• **PROVIDED RECORDS**:
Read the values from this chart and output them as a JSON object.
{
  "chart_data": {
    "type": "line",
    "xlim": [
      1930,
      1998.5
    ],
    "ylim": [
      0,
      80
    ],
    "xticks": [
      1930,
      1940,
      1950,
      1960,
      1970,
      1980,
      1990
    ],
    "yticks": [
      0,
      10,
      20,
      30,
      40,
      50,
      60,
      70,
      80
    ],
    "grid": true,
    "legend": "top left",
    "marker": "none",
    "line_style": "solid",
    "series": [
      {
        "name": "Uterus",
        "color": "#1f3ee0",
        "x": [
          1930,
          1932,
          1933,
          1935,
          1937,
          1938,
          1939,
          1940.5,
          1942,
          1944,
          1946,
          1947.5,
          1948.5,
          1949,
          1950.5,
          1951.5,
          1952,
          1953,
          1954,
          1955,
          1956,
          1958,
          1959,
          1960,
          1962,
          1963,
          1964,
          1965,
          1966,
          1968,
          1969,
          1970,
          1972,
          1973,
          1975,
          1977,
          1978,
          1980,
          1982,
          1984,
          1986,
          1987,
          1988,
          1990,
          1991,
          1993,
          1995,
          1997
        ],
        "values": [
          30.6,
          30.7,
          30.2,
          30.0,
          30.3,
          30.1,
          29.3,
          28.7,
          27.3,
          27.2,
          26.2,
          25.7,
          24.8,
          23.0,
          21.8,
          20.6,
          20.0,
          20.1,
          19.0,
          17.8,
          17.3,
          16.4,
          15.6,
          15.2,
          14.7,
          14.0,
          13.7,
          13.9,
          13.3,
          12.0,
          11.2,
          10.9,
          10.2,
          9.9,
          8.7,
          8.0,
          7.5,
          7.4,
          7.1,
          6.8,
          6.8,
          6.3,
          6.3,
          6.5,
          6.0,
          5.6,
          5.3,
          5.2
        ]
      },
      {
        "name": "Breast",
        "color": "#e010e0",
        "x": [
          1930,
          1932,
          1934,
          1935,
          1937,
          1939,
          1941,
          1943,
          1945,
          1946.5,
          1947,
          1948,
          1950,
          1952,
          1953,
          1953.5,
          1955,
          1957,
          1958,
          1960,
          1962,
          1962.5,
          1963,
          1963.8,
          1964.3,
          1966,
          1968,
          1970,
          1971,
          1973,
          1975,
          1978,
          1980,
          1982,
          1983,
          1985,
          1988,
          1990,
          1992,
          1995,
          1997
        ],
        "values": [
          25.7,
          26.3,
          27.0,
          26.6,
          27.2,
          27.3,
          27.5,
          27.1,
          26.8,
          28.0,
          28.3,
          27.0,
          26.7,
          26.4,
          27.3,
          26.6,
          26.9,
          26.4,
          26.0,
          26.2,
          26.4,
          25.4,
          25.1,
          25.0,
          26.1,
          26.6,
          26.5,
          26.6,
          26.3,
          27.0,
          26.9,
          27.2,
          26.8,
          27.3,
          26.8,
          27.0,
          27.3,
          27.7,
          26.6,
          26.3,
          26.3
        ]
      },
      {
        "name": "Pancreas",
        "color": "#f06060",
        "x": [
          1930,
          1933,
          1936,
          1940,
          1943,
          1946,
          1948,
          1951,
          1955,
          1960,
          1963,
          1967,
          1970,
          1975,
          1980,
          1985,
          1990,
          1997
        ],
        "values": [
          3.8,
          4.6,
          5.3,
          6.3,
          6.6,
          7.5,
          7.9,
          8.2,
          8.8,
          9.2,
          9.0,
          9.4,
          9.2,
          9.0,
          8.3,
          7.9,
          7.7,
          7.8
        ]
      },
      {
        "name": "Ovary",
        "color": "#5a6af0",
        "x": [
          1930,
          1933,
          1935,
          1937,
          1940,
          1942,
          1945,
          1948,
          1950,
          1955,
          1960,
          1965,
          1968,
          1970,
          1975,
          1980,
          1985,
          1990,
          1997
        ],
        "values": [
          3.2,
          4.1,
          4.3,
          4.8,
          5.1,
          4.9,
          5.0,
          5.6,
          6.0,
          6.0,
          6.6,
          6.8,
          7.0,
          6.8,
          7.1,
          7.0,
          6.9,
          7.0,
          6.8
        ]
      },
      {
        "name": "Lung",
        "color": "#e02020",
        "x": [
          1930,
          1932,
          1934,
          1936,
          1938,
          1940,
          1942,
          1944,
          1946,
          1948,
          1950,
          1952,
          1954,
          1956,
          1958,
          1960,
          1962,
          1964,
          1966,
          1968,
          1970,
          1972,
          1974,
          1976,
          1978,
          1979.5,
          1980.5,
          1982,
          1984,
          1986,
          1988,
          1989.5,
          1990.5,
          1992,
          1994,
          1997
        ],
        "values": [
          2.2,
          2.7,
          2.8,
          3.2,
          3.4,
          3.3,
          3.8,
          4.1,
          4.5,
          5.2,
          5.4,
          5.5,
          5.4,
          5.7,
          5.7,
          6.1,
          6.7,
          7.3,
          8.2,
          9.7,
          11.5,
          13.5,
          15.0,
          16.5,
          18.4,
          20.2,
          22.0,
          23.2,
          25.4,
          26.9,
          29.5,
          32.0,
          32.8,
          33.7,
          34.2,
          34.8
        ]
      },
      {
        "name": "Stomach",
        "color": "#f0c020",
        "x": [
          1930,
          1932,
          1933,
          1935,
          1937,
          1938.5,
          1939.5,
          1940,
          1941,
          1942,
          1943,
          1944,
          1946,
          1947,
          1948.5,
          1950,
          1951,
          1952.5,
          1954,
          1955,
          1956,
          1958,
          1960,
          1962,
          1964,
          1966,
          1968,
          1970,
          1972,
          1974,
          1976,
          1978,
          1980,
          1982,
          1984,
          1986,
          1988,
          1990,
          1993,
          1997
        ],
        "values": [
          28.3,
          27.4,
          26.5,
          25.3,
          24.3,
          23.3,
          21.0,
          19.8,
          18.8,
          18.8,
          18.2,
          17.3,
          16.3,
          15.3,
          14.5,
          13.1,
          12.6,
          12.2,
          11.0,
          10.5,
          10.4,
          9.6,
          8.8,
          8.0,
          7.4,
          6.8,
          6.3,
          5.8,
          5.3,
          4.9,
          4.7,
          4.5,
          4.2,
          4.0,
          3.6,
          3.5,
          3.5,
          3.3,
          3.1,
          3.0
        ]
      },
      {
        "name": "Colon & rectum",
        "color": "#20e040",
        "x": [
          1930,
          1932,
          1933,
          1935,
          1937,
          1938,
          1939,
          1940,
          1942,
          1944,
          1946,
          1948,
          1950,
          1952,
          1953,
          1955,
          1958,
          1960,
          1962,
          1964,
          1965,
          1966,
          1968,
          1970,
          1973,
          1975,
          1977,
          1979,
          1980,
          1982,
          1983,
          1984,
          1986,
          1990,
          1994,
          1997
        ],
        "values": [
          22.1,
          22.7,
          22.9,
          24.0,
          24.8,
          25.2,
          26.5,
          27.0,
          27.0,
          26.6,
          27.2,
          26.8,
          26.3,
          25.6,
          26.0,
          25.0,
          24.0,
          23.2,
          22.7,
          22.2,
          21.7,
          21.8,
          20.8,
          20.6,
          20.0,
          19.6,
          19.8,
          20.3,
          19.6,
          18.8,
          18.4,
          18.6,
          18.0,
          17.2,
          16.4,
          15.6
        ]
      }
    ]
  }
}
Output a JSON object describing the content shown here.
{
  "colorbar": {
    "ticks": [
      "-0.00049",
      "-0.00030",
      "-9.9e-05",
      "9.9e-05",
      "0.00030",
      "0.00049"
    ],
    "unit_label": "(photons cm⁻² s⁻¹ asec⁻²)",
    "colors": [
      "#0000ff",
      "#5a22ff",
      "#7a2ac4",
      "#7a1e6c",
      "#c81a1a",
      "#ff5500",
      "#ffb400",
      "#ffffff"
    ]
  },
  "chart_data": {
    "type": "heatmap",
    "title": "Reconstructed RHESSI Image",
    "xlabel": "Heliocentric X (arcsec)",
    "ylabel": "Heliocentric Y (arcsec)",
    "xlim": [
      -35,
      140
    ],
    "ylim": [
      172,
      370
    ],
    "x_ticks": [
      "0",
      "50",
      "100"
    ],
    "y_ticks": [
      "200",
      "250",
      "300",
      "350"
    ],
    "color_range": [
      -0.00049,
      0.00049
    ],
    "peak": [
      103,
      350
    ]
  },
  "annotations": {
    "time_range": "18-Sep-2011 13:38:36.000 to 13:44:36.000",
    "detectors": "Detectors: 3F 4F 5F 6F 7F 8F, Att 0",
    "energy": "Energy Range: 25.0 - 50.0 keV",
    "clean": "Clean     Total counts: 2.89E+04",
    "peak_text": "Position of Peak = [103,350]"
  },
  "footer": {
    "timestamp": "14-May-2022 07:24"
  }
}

• **STATED EXERCISE**: Give only the number of lines in the entries that contain "JSON".

• **EXERCISE RESPONSE**: 2